(Текст):

==*==

Швейцеровские фильмы (почти все) густонаселенные. Это, я думаю, тоже от Толстого. Он всегда видит даже скромный сюжет как эпопею, как часть огромной картины. Поэтому всегда работа с вторым планом, с третьим планом. Массовки. Обилие персонажей, и с каждым отдельная кропотливая работа – грим, детали костюма, чтоб все было в эпохе и в характере! Тут уж епархия Сони. И тут уж она не давала спуску. Ни себе, ни нам!

Съемка на натуре. Оператор говорит: «Значит, по солнцу снимать можем часов с десяти». Швейцер говорит: «Тогда в девять все актеры на площадке. Будем репетировать». Главный гример говорит: «Тогда гримировать начнем в семь – много работы». Художник по костюмам: «Актеры одеваются в 6.30, массовка в 6». Соня: «Так! Общий выезд из гостиницы назначайте на пять утра». Мы: «Соня! Мы же работать не сможем после такой ночи!» Соня: «А вы раньше спать ложитесь. Мы кино снимаем, а не в Доме отдыха!»

Или другой разговор. На станции Юрьев Польской снимаем сцену с «Антилопой Гну». Все готово, солнце светит, срепетировали. «Мотор!» В этот момент в кадр вползает пассажирский поезд. Он здесь редкость, но он появился. «Стоп!» –поезд нам не нужен. Соня сама бежит к машинисту паровоза: «Товарищ машинист, мы снимаем роман Ильфа и Петрова, ваш поезд может погубить нашу работу. Когда вы отправляетесь?» Машинист: «Через сорок секунд». Соня: «А побыстрее нельзя?»

==*==

(Материал):
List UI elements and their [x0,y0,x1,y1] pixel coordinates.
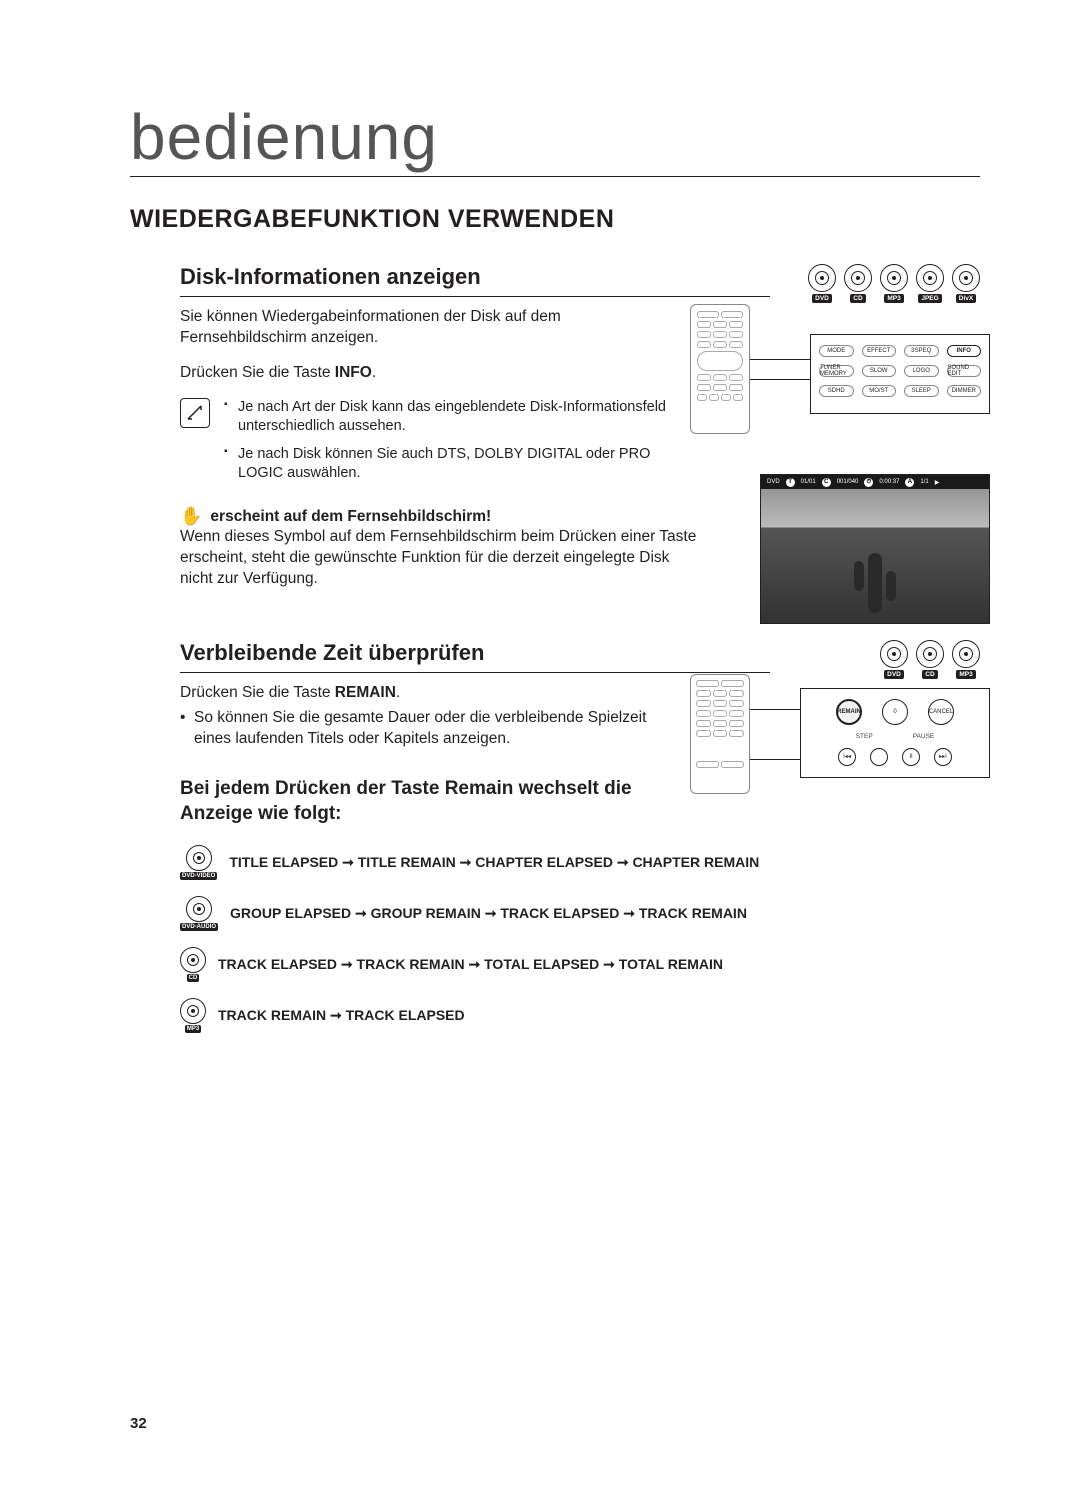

==*==

(Задания):
- 1) На какой станции, согласно тексту о съемках фильмов Швейцера, снимали сцену с «Антилопой Гну»?
- 2) Подхватите текст о съемках фильмов Швейцера и продолжите его сразу после последней фразы.

(Ответы):
- 1) На станции Юрьев Польской.

- 2)
На съемках «Времени – вперед!» был день, когда в массовке было десять тысяч человек. Снималась армия, и целой группой полковников командовала Соня. Это надо было видеть!

«Маленькими трагедиями» завершился наш пятнадцатилетний творческий союз. Я играл Импровизатора – итальянца. Играл через жесткое сопротивление властей кино. Я тогда был неугодной фигурой. Швейцер занял твердую и непримиримую позицию, добился разрешения после серьезного конфликта. 18 апреля, в день рождения Сони, как всегда в те годы, собрались у них. Съемки только начались. Я прочитал за столом посвящение Соне.

  • Жесткая холодная весна.
  • Студии знакомая рутина.
  • И опять нелегкая картина.
  • Дел невпроворот, нехватка сна.
  • Соня, я простой импровизатор,
  • Тихий человек иногородний,
  • Что-то слишком ветрено сегодня,
  • Соня, скоро май, а где весна-то?
  • Соня, Соня, общая судьба
  • Нас связала накрепко. А может,
  • Просто мы надеждами похожи?
  • Жизнь неодолима и груба.
  • Ну, а все же нечего бояться!
  • В день рожденья будем веселее!
  • Все, что суждено, преодолеем!
  • Верьте предсказанью итальянца!

Обрыв

Все было за то, чтобы потереть радостно руки и воскликнуть: «Вот теперь-то пообщаемся!» Я стал москвичом, и у них, и у меня была машина – от дома до дома езды пятнадцать минут. Постепенно стало ослабевать давление власти, началась перестройка. Туг бы и поработать вместе, и повеселиться вместе. Но... то ли правда, что «Москва – разлучница», то ли дороги наши не нашей волей выбираются, только... в восьмидесятые годы разошлись наши пути.

Швейцер и Милькина ушли в гигантскую работу для телевидения – пять серий «Мертвых душ». Ни в гоголевском массиве, ни в других фильмах я занят не был. Я много работал в театре – в Москве и за границей. Снялся в кино и даже сам снял фильм – на «Мосфильме», мы работали бок о бок! Конечно, встречались, конечно, перезванивались. Но что-то произошло, и прежней близости не было. Не хотелось признаваться, да и сейчас не хочется, но придется – что-то оборвалось. Новые работы Михаила Абрамовича и Сони не вызывали у меня того безоговорочного приятия, как прежние. Я не скрывал своих оценок. Мои московские начинания, видимо, тоже были им далеки. Наши встречи стали редкими.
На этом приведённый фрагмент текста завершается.